--- Document section ---
Jere Miles, the special agent in charge of the New Orleans office of the Homeland Security Investigation (HSI) unit - which ran the ICE raids - said authorities took tremendous care to make sure no children were left in vulnerable situations.

Miles said local schools were notified shortly after the raids began. He added that agents gave those who were arrested access to phones so they could make arrangements for their children.

About half of those arrested were released by Thursday, officials said, acknowledging that they were not a threat to the public. Many were parents who officials said were released to care for young children - some were driven back to their workplaces and issued a summons to appear before an immigration judge at a later date.

"This is the only operation I am aware where . . . those released are actually taken back to their original point of detention so they are not stuck 60, 70 miles away," said D. Michael Hurst Jr., U.S. attorney for the Southern District of Mississippi.

Despite those steps, however, Miles said he could not guarantee that no child was left in a situation where there was no one to take care of them on Wednesday night.

"To be able to tell you, absolutely, there is no single parent, with no one to take care of [a child], I don't think I can say that," Miles said.

Tony McGee, superintendent of the Scott County School District, where several of the raids occurred, said the district received word Wednesday afternoon about the operations. The school system determined that about 35 students - who were attending the second day of their school year - had parents swept up in the raids.

"We started working hard to make sure every kid had an opportunity or a safe place to go home last night, and we didn't have any children left at school," McGee said.

Residents of heavily Latino neighborhoods remained fearful Thursday, McGee said.
---
**Written exercise a:** Can you extract, word for word, the stretch of the immigration raids article from "About half of" through "on Wednesday night."?
--- Data records ---
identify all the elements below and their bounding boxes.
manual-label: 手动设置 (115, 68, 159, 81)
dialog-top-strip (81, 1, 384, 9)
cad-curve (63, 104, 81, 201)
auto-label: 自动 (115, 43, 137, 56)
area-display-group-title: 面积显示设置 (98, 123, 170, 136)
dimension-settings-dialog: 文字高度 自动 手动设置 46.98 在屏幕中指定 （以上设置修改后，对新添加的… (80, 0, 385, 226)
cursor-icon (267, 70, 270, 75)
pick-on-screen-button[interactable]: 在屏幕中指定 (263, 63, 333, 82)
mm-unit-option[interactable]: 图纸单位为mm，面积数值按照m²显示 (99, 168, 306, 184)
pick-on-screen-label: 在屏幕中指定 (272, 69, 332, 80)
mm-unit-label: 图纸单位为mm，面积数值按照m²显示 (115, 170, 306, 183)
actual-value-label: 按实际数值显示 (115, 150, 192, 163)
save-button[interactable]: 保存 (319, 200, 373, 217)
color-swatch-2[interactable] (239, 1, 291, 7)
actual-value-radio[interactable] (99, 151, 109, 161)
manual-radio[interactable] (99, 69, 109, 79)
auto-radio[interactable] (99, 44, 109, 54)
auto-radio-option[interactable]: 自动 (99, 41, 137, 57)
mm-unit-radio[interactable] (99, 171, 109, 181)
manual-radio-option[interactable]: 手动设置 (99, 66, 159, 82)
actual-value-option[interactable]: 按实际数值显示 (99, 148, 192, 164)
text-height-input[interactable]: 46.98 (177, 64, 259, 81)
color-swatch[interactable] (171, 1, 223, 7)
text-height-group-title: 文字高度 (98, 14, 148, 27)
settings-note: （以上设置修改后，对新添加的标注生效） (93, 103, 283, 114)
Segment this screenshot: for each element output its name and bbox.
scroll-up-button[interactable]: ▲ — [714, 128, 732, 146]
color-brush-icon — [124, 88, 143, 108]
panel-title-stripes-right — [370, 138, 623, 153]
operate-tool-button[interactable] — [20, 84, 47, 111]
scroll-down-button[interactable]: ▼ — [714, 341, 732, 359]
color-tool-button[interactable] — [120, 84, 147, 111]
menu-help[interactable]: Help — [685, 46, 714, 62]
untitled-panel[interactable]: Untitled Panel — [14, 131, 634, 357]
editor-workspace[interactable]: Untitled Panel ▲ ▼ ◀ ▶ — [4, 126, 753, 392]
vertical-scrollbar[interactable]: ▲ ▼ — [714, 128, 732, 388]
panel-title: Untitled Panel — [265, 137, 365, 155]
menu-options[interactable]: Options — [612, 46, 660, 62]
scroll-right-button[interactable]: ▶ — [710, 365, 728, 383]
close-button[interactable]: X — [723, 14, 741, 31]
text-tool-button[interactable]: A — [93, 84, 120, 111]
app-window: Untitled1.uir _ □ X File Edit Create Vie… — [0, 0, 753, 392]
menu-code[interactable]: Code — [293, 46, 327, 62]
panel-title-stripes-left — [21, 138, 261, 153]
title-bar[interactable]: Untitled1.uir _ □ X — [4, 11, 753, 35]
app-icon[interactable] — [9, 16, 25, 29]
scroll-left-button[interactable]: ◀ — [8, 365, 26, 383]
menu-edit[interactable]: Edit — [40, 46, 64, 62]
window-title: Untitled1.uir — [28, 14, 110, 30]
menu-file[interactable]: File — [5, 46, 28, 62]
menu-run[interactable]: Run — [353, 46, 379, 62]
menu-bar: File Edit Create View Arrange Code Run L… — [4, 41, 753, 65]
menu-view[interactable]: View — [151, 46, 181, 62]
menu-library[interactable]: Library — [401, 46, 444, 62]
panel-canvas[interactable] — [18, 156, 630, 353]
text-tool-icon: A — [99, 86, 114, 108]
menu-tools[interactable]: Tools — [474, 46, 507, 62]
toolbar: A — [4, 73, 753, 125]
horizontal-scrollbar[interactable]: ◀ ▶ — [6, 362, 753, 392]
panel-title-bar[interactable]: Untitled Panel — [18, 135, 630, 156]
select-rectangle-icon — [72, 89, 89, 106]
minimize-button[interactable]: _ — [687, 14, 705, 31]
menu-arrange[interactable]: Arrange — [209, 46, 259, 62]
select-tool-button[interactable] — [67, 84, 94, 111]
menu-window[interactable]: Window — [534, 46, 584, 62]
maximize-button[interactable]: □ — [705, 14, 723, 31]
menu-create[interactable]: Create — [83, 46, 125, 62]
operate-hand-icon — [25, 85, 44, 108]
---
**Written exercise b:** Which lines of the records contain the string "面积数值按照m²显示"? Pull out each of them in full.

**Full answer a:**
About half of those arrested were released by Thursday, officials said, acknowledging that they were not a threat to the public. Many were parents who officials said were released to care for young children - some were driven back to their workplaces and issued a summons to appear before an immigration judge at a later date.

"This is the only operation I am aware where . . . those released are actually taken back to their original point of detention so they are not stuck 60, 70 miles away," said D. Michael Hurst Jr., U.S. attorney for the Southern District of Mississippi.

Despite those steps, however, Miles said he could not guarantee that no child was left in a situation where there was no one to take care of them on Wednesday night.

**Full answer b:**
mm-unit-option[interactable]: 图纸单位为mm，面积数值按照m²显示 (99, 168, 306, 184)
mm-unit-label: 图纸单位为mm，面积数值按照m²显示 (115, 170, 306, 183)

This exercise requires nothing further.